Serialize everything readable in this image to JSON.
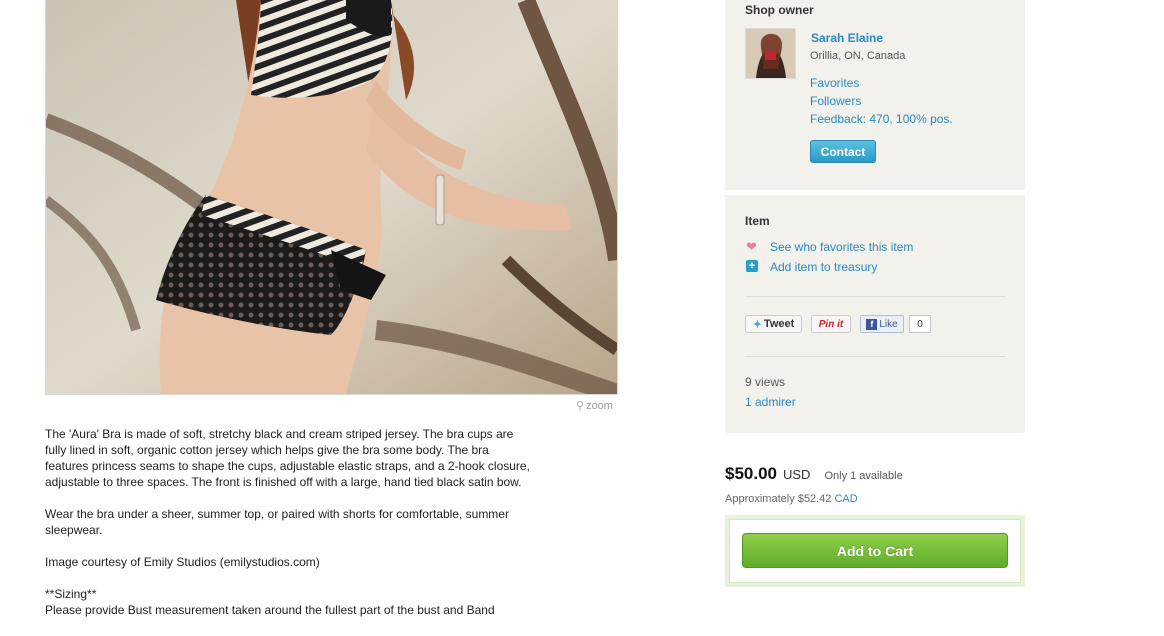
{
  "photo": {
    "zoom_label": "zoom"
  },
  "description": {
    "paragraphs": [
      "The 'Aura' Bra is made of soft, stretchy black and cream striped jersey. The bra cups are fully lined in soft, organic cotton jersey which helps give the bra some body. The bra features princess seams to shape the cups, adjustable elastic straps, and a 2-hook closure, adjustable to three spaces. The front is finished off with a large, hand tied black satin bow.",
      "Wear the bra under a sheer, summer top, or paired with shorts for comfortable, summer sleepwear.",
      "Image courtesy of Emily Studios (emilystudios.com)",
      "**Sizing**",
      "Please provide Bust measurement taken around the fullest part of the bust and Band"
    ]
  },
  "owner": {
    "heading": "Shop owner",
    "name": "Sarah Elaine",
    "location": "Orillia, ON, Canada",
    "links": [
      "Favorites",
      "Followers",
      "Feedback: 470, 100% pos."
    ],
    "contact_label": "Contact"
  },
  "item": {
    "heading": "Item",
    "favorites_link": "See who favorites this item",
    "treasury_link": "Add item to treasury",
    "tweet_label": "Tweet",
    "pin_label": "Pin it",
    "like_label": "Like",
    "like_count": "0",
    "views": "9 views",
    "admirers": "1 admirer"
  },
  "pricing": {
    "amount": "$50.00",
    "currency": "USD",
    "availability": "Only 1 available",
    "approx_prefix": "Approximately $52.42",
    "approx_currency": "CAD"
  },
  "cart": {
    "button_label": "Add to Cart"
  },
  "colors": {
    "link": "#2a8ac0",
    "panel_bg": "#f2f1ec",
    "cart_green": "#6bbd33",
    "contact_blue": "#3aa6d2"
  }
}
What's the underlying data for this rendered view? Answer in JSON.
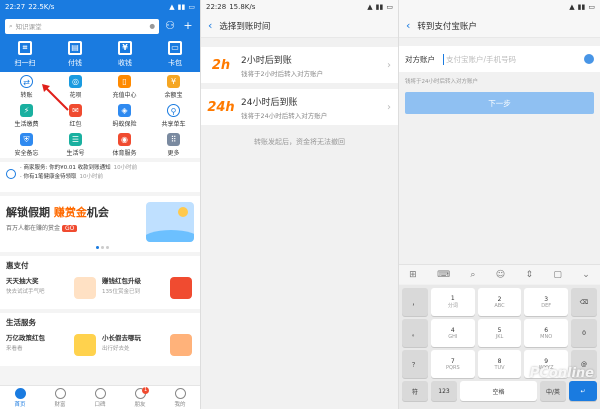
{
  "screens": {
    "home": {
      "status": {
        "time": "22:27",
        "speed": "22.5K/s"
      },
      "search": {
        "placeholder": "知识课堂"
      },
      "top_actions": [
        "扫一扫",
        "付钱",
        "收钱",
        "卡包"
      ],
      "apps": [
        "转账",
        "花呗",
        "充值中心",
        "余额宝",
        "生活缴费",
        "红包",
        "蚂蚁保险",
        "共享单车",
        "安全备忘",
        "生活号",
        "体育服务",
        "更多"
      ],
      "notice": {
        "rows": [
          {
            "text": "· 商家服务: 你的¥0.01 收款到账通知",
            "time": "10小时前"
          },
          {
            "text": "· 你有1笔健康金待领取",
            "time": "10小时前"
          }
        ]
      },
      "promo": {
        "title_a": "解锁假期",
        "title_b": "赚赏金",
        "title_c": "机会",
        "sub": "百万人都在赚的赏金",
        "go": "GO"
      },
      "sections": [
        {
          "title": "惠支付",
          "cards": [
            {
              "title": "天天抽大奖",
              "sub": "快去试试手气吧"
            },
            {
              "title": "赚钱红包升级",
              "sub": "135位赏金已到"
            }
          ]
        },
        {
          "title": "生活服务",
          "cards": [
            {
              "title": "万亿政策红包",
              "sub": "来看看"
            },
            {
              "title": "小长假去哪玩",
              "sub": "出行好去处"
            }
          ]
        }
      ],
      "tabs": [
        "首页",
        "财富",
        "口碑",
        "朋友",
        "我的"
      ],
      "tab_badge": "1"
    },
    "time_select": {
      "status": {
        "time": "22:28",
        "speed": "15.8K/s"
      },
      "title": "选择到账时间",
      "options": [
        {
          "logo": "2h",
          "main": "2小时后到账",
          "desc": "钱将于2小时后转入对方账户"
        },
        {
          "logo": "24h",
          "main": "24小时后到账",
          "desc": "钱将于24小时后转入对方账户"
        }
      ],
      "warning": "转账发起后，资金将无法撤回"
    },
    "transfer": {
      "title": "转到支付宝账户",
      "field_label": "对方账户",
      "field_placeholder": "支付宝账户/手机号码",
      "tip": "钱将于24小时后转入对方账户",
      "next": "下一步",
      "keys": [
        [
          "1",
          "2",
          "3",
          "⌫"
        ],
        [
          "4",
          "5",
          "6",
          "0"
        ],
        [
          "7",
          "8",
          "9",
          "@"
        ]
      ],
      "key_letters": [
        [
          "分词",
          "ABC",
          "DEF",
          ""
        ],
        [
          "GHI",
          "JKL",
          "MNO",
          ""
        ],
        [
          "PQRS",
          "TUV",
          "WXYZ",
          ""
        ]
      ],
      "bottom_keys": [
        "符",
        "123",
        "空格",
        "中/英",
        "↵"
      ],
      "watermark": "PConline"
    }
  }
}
+--
Task details:
Transcribe every entry word for word, but omit the pictures.

Response for this exercise:
Serialize everything readable in this image to JSON.
{
  "photo": {
    "zoom_label": "zoom"
  },
  "description": {
    "paragraphs": [
      "The 'Aura' Bra is made of soft, stretchy black and cream striped jersey. The bra cups are fully lined in soft, organic cotton jersey which helps give the bra some body. The bra features princess seams to shape the cups, adjustable elastic straps, and a 2-hook closure, adjustable to three spaces. The front is finished off with a large, hand tied black satin bow.",
      "Wear the bra under a sheer, summer top, or paired with shorts for comfortable, summer sleepwear.",
      "Image courtesy of Emily Studios (emilystudios.com)",
      "**Sizing**",
      "Please provide Bust measurement taken around the fullest part of the bust and Band"
    ]
  },
  "owner": {
    "heading": "Shop owner",
    "name": "Sarah Elaine",
    "location": "Orillia, ON, Canada",
    "links": [
      "Favorites",
      "Followers",
      "Feedback: 470, 100% pos."
    ],
    "contact_label": "Contact"
  },
  "item": {
    "heading": "Item",
    "favorites_link": "See who favorites this item",
    "treasury_link": "Add item to treasury",
    "tweet_label": "Tweet",
    "pin_label": "Pin it",
    "like_label": "Like",
    "like_count": "0",
    "views": "9 views",
    "admirers": "1 admirer"
  },
  "pricing": {
    "amount": "$50.00",
    "currency": "USD",
    "availability": "Only 1 available",
    "approx_prefix": "Approximately $52.42",
    "approx_currency": "CAD"
  },
  "cart": {
    "button_label": "Add to Cart"
  },
  "colors": {
    "link": "#2a8ac0",
    "panel_bg": "#f2f1ec",
    "cart_green": "#6bbd33",
    "contact_blue": "#3aa6d2"
  }
}
What's the underlying data for this rendered view? Answer in JSON.
{
  "screens": {
    "home": {
      "status": {
        "time": "22:27",
        "speed": "22.5K/s"
      },
      "search": {
        "placeholder": "知识课堂"
      },
      "top_actions": [
        "扫一扫",
        "付钱",
        "收钱",
        "卡包"
      ],
      "apps": [
        "转账",
        "花呗",
        "充值中心",
        "余额宝",
        "生活缴费",
        "红包",
        "蚂蚁保险",
        "共享单车",
        "安全备忘",
        "生活号",
        "体育服务",
        "更多"
      ],
      "notice": {
        "rows": [
          {
            "text": "· 商家服务: 你的¥0.01 收款到账通知",
            "time": "10小时前"
          },
          {
            "text": "· 你有1笔健康金待领取",
            "time": "10小时前"
          }
        ]
      },
      "promo": {
        "title_a": "解锁假期",
        "title_b": "赚赏金",
        "title_c": "机会",
        "sub": "百万人都在赚的赏金",
        "go": "GO"
      },
      "sections": [
        {
          "title": "惠支付",
          "cards": [
            {
              "title": "天天抽大奖",
              "sub": "快去试试手气吧"
            },
            {
              "title": "赚钱红包升级",
              "sub": "135位赏金已到"
            }
          ]
        },
        {
          "title": "生活服务",
          "cards": [
            {
              "title": "万亿政策红包",
              "sub": "来看看"
            },
            {
              "title": "小长假去哪玩",
              "sub": "出行好去处"
            }
          ]
        }
      ],
      "tabs": [
        "首页",
        "财富",
        "口碑",
        "朋友",
        "我的"
      ],
      "tab_badge": "1"
    },
    "time_select": {
      "status": {
        "time": "22:28",
        "speed": "15.8K/s"
      },
      "title": "选择到账时间",
      "options": [
        {
          "logo": "2h",
          "main": "2小时后到账",
          "desc": "钱将于2小时后转入对方账户"
        },
        {
          "logo": "24h",
          "main": "24小时后到账",
          "desc": "钱将于24小时后转入对方账户"
        }
      ],
      "warning": "转账发起后，资金将无法撤回"
    },
    "transfer": {
      "title": "转到支付宝账户",
      "field_label": "对方账户",
      "field_placeholder": "支付宝账户/手机号码",
      "tip": "钱将于24小时后转入对方账户",
      "next": "下一步",
      "keys": [
        [
          "1",
          "2",
          "3",
          "⌫"
        ],
        [
          "4",
          "5",
          "6",
          "0"
        ],
        [
          "7",
          "8",
          "9",
          "@"
        ]
      ],
      "key_letters": [
        [
          "分词",
          "ABC",
          "DEF",
          ""
        ],
        [
          "GHI",
          "JKL",
          "MNO",
          ""
        ],
        [
          "PQRS",
          "TUV",
          "WXYZ",
          ""
        ]
      ],
      "bottom_keys": [
        "符",
        "123",
        "空格",
        "中/英",
        "↵"
      ],
      "watermark": "PConline"
    }
  }
}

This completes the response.